Input records
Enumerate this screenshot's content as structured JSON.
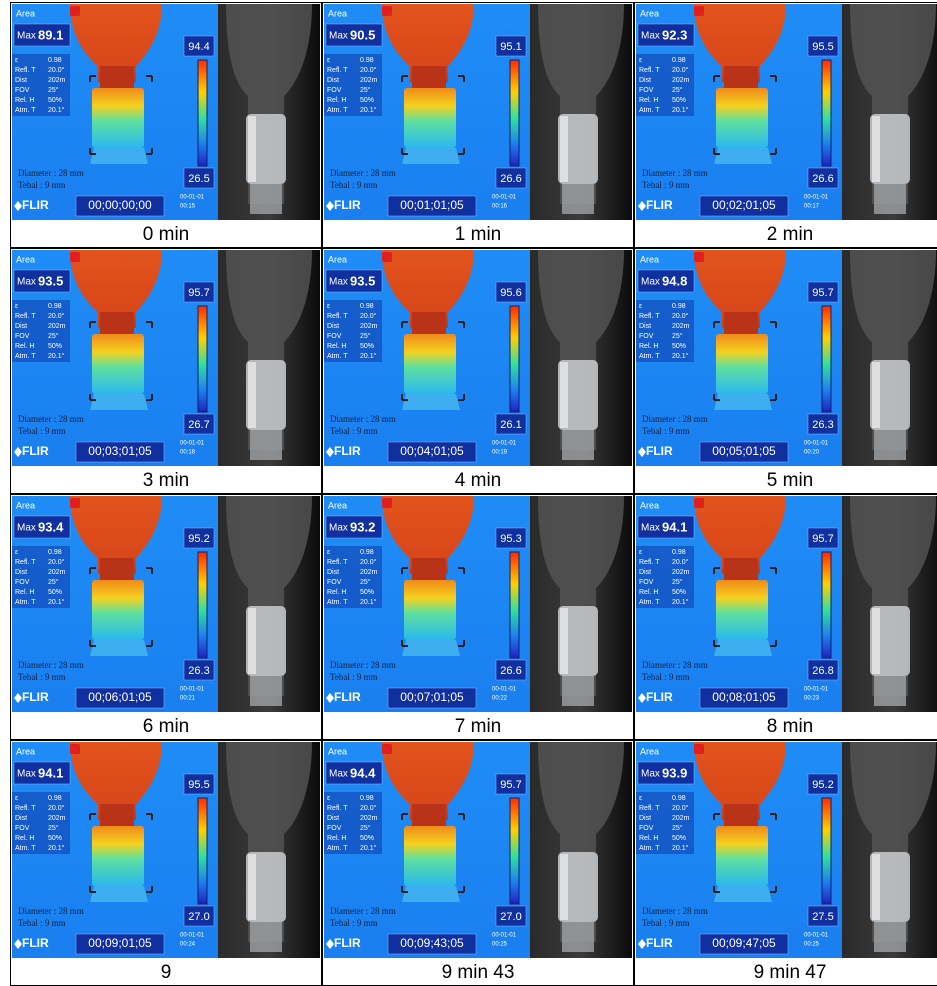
{
  "labels": {
    "area": "Area",
    "max": "Max",
    "params": [
      [
        "ε",
        "0.98"
      ],
      [
        "Refl. T",
        "20.0°"
      ],
      [
        "Dist",
        "202m"
      ],
      [
        "FOV",
        "25°"
      ],
      [
        "Rel. H",
        "50%"
      ],
      [
        "Atm. T",
        "20.1°"
      ]
    ],
    "diameter": "Diameter : 28 mm",
    "tebal": "Tebal    : 9 mm",
    "flir": "FLIR",
    "date": "00-01-01"
  },
  "panels": [
    {
      "max": "89.1",
      "scale_max": "94.4",
      "scale_min": "26.5",
      "timestamp": "00;00;00;00",
      "time": "00:15",
      "caption": "0 min"
    },
    {
      "max": "90.5",
      "scale_max": "95.1",
      "scale_min": "26.6",
      "timestamp": "00;01;01;05",
      "time": "00:16",
      "caption": "1 min"
    },
    {
      "max": "92.3",
      "scale_max": "95.5",
      "scale_min": "26.6",
      "timestamp": "00;02;01;05",
      "time": "00:17",
      "caption": "2 min"
    },
    {
      "max": "93.5",
      "scale_max": "95.7",
      "scale_min": "26.7",
      "timestamp": "00;03;01;05",
      "time": "00:18",
      "caption": "3 min"
    },
    {
      "max": "93.5",
      "scale_max": "95.6",
      "scale_min": "26.1",
      "timestamp": "00;04;01;05",
      "time": "00:19",
      "caption": "4 min"
    },
    {
      "max": "94.8",
      "scale_max": "95.7",
      "scale_min": "26.3",
      "timestamp": "00;05;01;05",
      "time": "00:20",
      "caption": "5 min"
    },
    {
      "max": "93.4",
      "scale_max": "95.2",
      "scale_min": "26.3",
      "timestamp": "00;06;01;05",
      "time": "00:21",
      "caption": "6 min"
    },
    {
      "max": "93.2",
      "scale_max": "95.3",
      "scale_min": "26.6",
      "timestamp": "00;07;01;05",
      "time": "00:22",
      "caption": "7 min"
    },
    {
      "max": "94.1",
      "scale_max": "95.7",
      "scale_min": "26.8",
      "timestamp": "00;08;01;05",
      "time": "00:23",
      "caption": "8 min"
    },
    {
      "max": "94.1",
      "scale_max": "95.5",
      "scale_min": "27.0",
      "timestamp": "00;09;01;05",
      "time": "00:24",
      "caption": "9"
    },
    {
      "max": "94.4",
      "scale_max": "95.7",
      "scale_min": "27.0",
      "timestamp": "00;09;43;05",
      "time": "00:25",
      "caption": "9 min 43"
    },
    {
      "max": "93.9",
      "scale_max": "95.2",
      "scale_min": "27.5",
      "timestamp": "00;09;47;05",
      "time": "00:25",
      "caption": "9 min 47"
    }
  ]
}
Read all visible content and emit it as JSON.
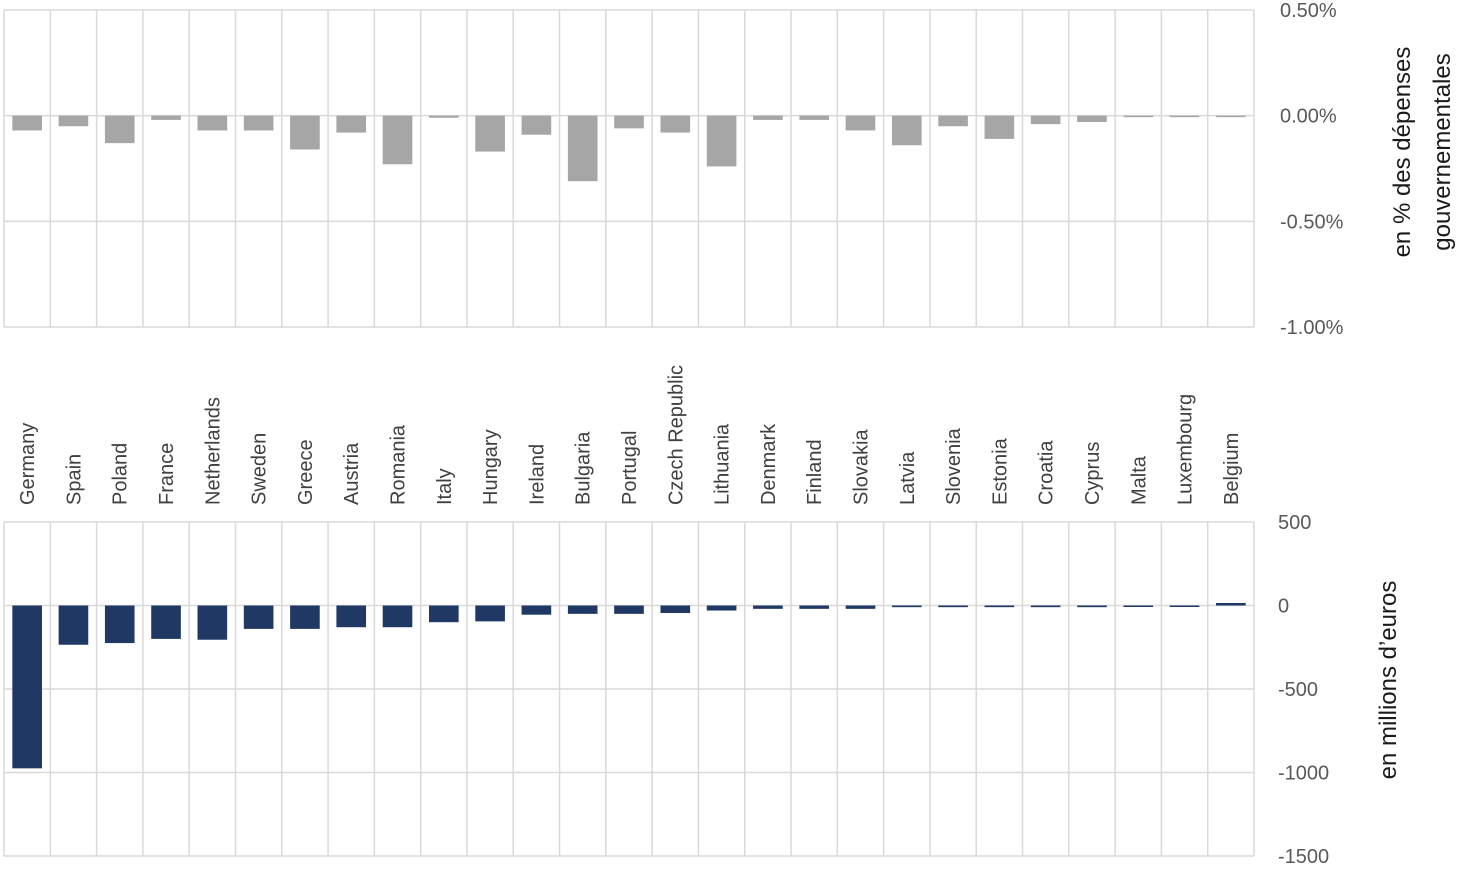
{
  "chart_data": [
    {
      "type": "bar",
      "ylabel": "en % des dépenses gouvernementales",
      "ylabel_lines": [
        "en % des dépenses",
        "gouvernementales"
      ],
      "ylim": [
        -1.0,
        0.5
      ],
      "yticks": [
        0.5,
        0.0,
        -0.5,
        -1.0
      ],
      "ytick_labels": [
        "0.50%",
        "0.00%",
        "-0.50%",
        "-1.00%"
      ],
      "grid": true,
      "y_axis_side": "right",
      "bar_color": "#a6a6a6",
      "categories": [
        "Germany",
        "Spain",
        "Poland",
        "France",
        "Netherlands",
        "Sweden",
        "Greece",
        "Austria",
        "Romania",
        "Italy",
        "Hungary",
        "Ireland",
        "Bulgaria",
        "Portugal",
        "Czech Republic",
        "Lithuania",
        "Denmark",
        "Finland",
        "Slovakia",
        "Latvia",
        "Slovenia",
        "Estonia",
        "Croatia",
        "Cyprus",
        "Malta",
        "Luxembourg",
        "Belgium"
      ],
      "values": [
        -0.07,
        -0.05,
        -0.13,
        -0.02,
        -0.07,
        -0.07,
        -0.16,
        -0.08,
        -0.23,
        -0.01,
        -0.17,
        -0.09,
        -0.31,
        -0.06,
        -0.08,
        -0.24,
        -0.02,
        -0.02,
        -0.07,
        -0.14,
        -0.05,
        -0.11,
        -0.04,
        -0.03,
        -0.005,
        -0.005,
        -0.005
      ]
    },
    {
      "type": "bar",
      "ylabel": "en millions d’euros",
      "ylim": [
        -1500,
        500
      ],
      "yticks": [
        500,
        0,
        -500,
        -1000,
        -1500
      ],
      "ytick_labels": [
        "500",
        "0",
        "-500",
        "-1000",
        "-1500"
      ],
      "grid": true,
      "y_axis_side": "right",
      "bar_color": "#1f3864",
      "categories": [
        "Germany",
        "Spain",
        "Poland",
        "France",
        "Netherlands",
        "Sweden",
        "Greece",
        "Austria",
        "Romania",
        "Italy",
        "Hungary",
        "Ireland",
        "Bulgaria",
        "Portugal",
        "Czech Republic",
        "Lithuania",
        "Denmark",
        "Finland",
        "Slovakia",
        "Latvia",
        "Slovenia",
        "Estonia",
        "Croatia",
        "Cyprus",
        "Malta",
        "Luxembourg",
        "Belgium"
      ],
      "values": [
        -975,
        -235,
        -225,
        -200,
        -205,
        -140,
        -140,
        -130,
        -130,
        -100,
        -95,
        -55,
        -50,
        -50,
        -45,
        -30,
        -20,
        -20,
        -20,
        -10,
        -10,
        -10,
        -10,
        -10,
        -2,
        -2,
        15
      ]
    }
  ]
}
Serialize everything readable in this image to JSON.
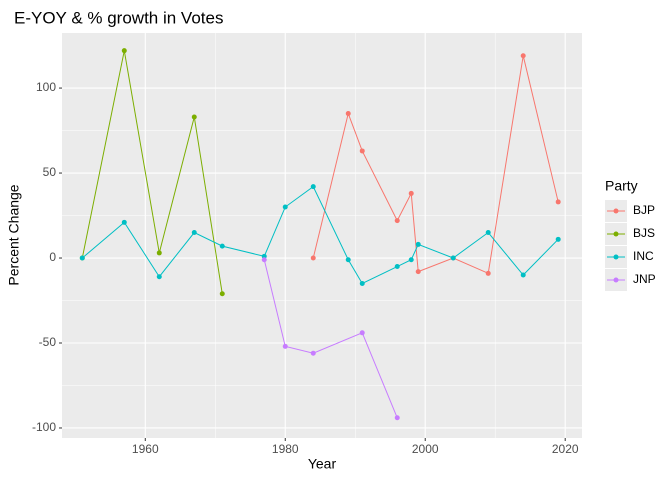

Written exercise
Exactly how many lines contain "content"? State the number and nothing else.

Worked answer
2